[Exercise details] Without including the pictures, copy out every line below.

[Exercise materials]
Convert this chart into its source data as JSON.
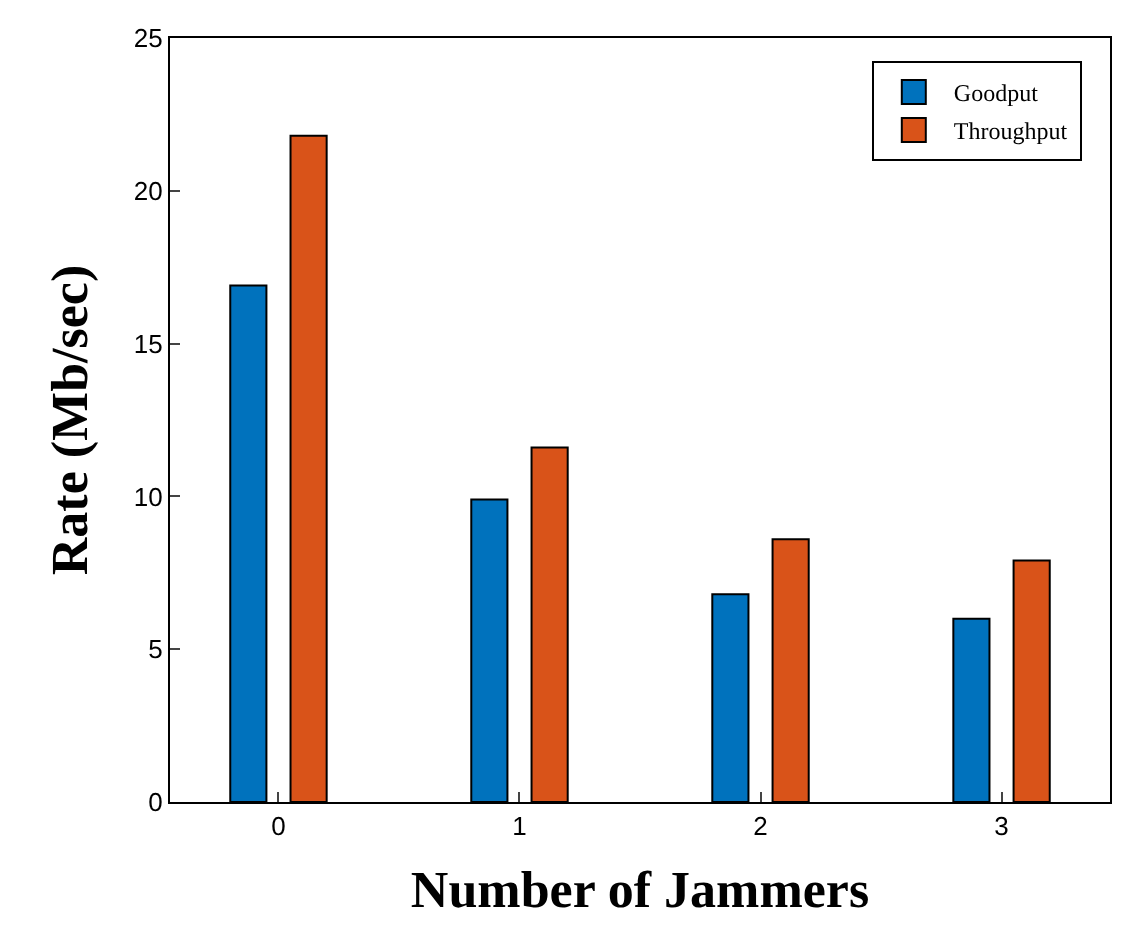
{
  "chart_data": {
    "type": "bar",
    "xlabel": "Number of Jammers",
    "ylabel": "Rate (Mb/sec)",
    "categories": [
      "0",
      "1",
      "2",
      "3"
    ],
    "series": [
      {
        "name": "Goodput",
        "color": "#0072bd",
        "values": [
          16.9,
          9.9,
          6.8,
          6.0
        ]
      },
      {
        "name": "Throughput",
        "color": "#d95319",
        "values": [
          21.8,
          11.6,
          8.6,
          7.9
        ]
      }
    ],
    "ylim": [
      0,
      25
    ],
    "yticks": [
      0,
      5,
      10,
      15,
      20,
      25
    ],
    "legend": "top right"
  }
}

[Solution for this task]
Convert this chart into its source data as JSON.
{
  "chart_data": {
    "type": "bar",
    "xlabel": "Number of Jammers",
    "ylabel": "Rate (Mb/sec)",
    "categories": [
      "0",
      "1",
      "2",
      "3"
    ],
    "series": [
      {
        "name": "Goodput",
        "color": "#0072bd",
        "values": [
          16.9,
          9.9,
          6.8,
          6.0
        ]
      },
      {
        "name": "Throughput",
        "color": "#d95319",
        "values": [
          21.8,
          11.6,
          8.6,
          7.9
        ]
      }
    ],
    "ylim": [
      0,
      25
    ],
    "yticks": [
      0,
      5,
      10,
      15,
      20,
      25
    ],
    "legend": "top right"
  }
}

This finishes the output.